**Written problem**
Quote, without change, all of the lines that follow.

**Records**

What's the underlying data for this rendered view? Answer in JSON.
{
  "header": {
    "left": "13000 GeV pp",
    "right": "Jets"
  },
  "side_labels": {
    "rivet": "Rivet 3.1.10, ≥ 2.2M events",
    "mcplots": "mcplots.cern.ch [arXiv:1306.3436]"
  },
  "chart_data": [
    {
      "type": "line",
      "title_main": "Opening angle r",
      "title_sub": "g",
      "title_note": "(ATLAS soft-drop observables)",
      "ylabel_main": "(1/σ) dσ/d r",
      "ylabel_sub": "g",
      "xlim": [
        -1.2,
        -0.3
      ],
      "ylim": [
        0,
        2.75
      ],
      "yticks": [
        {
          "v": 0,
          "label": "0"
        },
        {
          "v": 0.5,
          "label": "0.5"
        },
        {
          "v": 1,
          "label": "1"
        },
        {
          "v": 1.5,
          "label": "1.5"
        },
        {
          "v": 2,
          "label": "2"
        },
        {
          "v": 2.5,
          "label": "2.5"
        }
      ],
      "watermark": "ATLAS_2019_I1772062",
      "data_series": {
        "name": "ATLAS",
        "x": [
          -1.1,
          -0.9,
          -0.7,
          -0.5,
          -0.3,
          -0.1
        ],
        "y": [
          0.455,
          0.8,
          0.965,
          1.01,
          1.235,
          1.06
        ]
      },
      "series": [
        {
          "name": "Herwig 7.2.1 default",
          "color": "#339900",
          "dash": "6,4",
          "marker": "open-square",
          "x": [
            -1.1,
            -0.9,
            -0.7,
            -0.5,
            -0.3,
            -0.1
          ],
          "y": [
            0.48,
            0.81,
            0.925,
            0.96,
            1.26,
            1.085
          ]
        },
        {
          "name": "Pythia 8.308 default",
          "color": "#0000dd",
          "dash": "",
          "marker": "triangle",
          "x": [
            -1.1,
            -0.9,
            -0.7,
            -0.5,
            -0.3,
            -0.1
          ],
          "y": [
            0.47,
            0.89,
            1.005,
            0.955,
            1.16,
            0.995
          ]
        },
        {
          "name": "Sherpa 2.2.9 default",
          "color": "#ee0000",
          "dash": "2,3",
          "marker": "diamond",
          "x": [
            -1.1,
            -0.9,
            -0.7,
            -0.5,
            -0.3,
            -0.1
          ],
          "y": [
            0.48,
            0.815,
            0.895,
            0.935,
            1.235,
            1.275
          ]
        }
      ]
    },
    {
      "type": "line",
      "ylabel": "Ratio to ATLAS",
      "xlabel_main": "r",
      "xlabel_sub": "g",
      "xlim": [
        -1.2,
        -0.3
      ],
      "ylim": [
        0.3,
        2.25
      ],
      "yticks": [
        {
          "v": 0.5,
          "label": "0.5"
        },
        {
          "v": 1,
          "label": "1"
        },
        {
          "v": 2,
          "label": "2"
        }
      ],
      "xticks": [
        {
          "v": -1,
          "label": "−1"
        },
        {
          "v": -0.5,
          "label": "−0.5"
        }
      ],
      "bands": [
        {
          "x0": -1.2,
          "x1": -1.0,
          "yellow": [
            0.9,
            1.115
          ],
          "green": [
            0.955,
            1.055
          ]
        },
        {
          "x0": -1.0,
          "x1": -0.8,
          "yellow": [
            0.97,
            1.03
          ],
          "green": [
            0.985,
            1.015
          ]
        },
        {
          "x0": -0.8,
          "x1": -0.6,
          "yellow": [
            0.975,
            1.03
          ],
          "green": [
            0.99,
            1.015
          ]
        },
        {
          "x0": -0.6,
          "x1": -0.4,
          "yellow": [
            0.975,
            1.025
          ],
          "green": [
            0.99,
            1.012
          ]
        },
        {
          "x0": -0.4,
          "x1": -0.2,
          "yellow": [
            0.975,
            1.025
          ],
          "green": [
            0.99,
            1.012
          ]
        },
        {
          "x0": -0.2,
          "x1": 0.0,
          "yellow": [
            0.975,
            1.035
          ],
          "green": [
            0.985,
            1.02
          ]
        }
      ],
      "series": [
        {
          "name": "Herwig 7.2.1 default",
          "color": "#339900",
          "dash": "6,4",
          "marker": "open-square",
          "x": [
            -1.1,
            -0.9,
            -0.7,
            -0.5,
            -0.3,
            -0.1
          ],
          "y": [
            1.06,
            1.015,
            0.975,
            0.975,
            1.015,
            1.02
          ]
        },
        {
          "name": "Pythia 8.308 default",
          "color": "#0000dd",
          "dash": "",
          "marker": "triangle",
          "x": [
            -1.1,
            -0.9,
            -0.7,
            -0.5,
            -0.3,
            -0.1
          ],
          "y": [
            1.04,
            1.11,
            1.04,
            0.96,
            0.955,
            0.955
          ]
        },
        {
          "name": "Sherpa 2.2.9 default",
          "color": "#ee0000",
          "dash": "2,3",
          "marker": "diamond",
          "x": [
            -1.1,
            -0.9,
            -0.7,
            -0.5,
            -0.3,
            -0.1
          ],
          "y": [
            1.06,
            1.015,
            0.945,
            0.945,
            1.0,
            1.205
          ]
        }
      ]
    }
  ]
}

**Solution below**
What's the underlying data for this rendered view? Answer in JSON.
{
  "header": {
    "left": "13000 GeV pp",
    "right": "Jets"
  },
  "side_labels": {
    "rivet": "Rivet 3.1.10, ≥ 2.2M events",
    "mcplots": "mcplots.cern.ch [arXiv:1306.3436]"
  },
  "chart_data": [
    {
      "type": "line",
      "title_main": "Opening angle r",
      "title_sub": "g",
      "title_note": "(ATLAS soft-drop observables)",
      "ylabel_main": "(1/σ) dσ/d r",
      "ylabel_sub": "g",
      "xlim": [
        -1.2,
        -0.3
      ],
      "ylim": [
        0,
        2.75
      ],
      "yticks": [
        {
          "v": 0,
          "label": "0"
        },
        {
          "v": 0.5,
          "label": "0.5"
        },
        {
          "v": 1,
          "label": "1"
        },
        {
          "v": 1.5,
          "label": "1.5"
        },
        {
          "v": 2,
          "label": "2"
        },
        {
          "v": 2.5,
          "label": "2.5"
        }
      ],
      "watermark": "ATLAS_2019_I1772062",
      "data_series": {
        "name": "ATLAS",
        "x": [
          -1.1,
          -0.9,
          -0.7,
          -0.5,
          -0.3,
          -0.1
        ],
        "y": [
          0.455,
          0.8,
          0.965,
          1.01,
          1.235,
          1.06
        ]
      },
      "series": [
        {
          "name": "Herwig 7.2.1 default",
          "color": "#339900",
          "dash": "6,4",
          "marker": "open-square",
          "x": [
            -1.1,
            -0.9,
            -0.7,
            -0.5,
            -0.3,
            -0.1
          ],
          "y": [
            0.48,
            0.81,
            0.925,
            0.96,
            1.26,
            1.085
          ]
        },
        {
          "name": "Pythia 8.308 default",
          "color": "#0000dd",
          "dash": "",
          "marker": "triangle",
          "x": [
            -1.1,
            -0.9,
            -0.7,
            -0.5,
            -0.3,
            -0.1
          ],
          "y": [
            0.47,
            0.89,
            1.005,
            0.955,
            1.16,
            0.995
          ]
        },
        {
          "name": "Sherpa 2.2.9 default",
          "color": "#ee0000",
          "dash": "2,3",
          "marker": "diamond",
          "x": [
            -1.1,
            -0.9,
            -0.7,
            -0.5,
            -0.3,
            -0.1
          ],
          "y": [
            0.48,
            0.815,
            0.895,
            0.935,
            1.235,
            1.275
          ]
        }
      ]
    },
    {
      "type": "line",
      "ylabel": "Ratio to ATLAS",
      "xlabel_main": "r",
      "xlabel_sub": "g",
      "xlim": [
        -1.2,
        -0.3
      ],
      "ylim": [
        0.3,
        2.25
      ],
      "yticks": [
        {
          "v": 0.5,
          "label": "0.5"
        },
        {
          "v": 1,
          "label": "1"
        },
        {
          "v": 2,
          "label": "2"
        }
      ],
      "xticks": [
        {
          "v": -1,
          "label": "−1"
        },
        {
          "v": -0.5,
          "label": "−0.5"
        }
      ],
      "bands": [
        {
          "x0": -1.2,
          "x1": -1.0,
          "yellow": [
            0.9,
            1.115
          ],
          "green": [
            0.955,
            1.055
          ]
        },
        {
          "x0": -1.0,
          "x1": -0.8,
          "yellow": [
            0.97,
            1.03
          ],
          "green": [
            0.985,
            1.015
          ]
        },
        {
          "x0": -0.8,
          "x1": -0.6,
          "yellow": [
            0.975,
            1.03
          ],
          "green": [
            0.99,
            1.015
          ]
        },
        {
          "x0": -0.6,
          "x1": -0.4,
          "yellow": [
            0.975,
            1.025
          ],
          "green": [
            0.99,
            1.012
          ]
        },
        {
          "x0": -0.4,
          "x1": -0.2,
          "yellow": [
            0.975,
            1.025
          ],
          "green": [
            0.99,
            1.012
          ]
        },
        {
          "x0": -0.2,
          "x1": 0.0,
          "yellow": [
            0.975,
            1.035
          ],
          "green": [
            0.985,
            1.02
          ]
        }
      ],
      "series": [
        {
          "name": "Herwig 7.2.1 default",
          "color": "#339900",
          "dash": "6,4",
          "marker": "open-square",
          "x": [
            -1.1,
            -0.9,
            -0.7,
            -0.5,
            -0.3,
            -0.1
          ],
          "y": [
            1.06,
            1.015,
            0.975,
            0.975,
            1.015,
            1.02
          ]
        },
        {
          "name": "Pythia 8.308 default",
          "color": "#0000dd",
          "dash": "",
          "marker": "triangle",
          "x": [
            -1.1,
            -0.9,
            -0.7,
            -0.5,
            -0.3,
            -0.1
          ],
          "y": [
            1.04,
            1.11,
            1.04,
            0.96,
            0.955,
            0.955
          ]
        },
        {
          "name": "Sherpa 2.2.9 default",
          "color": "#ee0000",
          "dash": "2,3",
          "marker": "diamond",
          "x": [
            -1.1,
            -0.9,
            -0.7,
            -0.5,
            -0.3,
            -0.1
          ],
          "y": [
            1.06,
            1.015,
            0.945,
            0.945,
            1.0,
            1.205
          ]
        }
      ]
    }
  ]
}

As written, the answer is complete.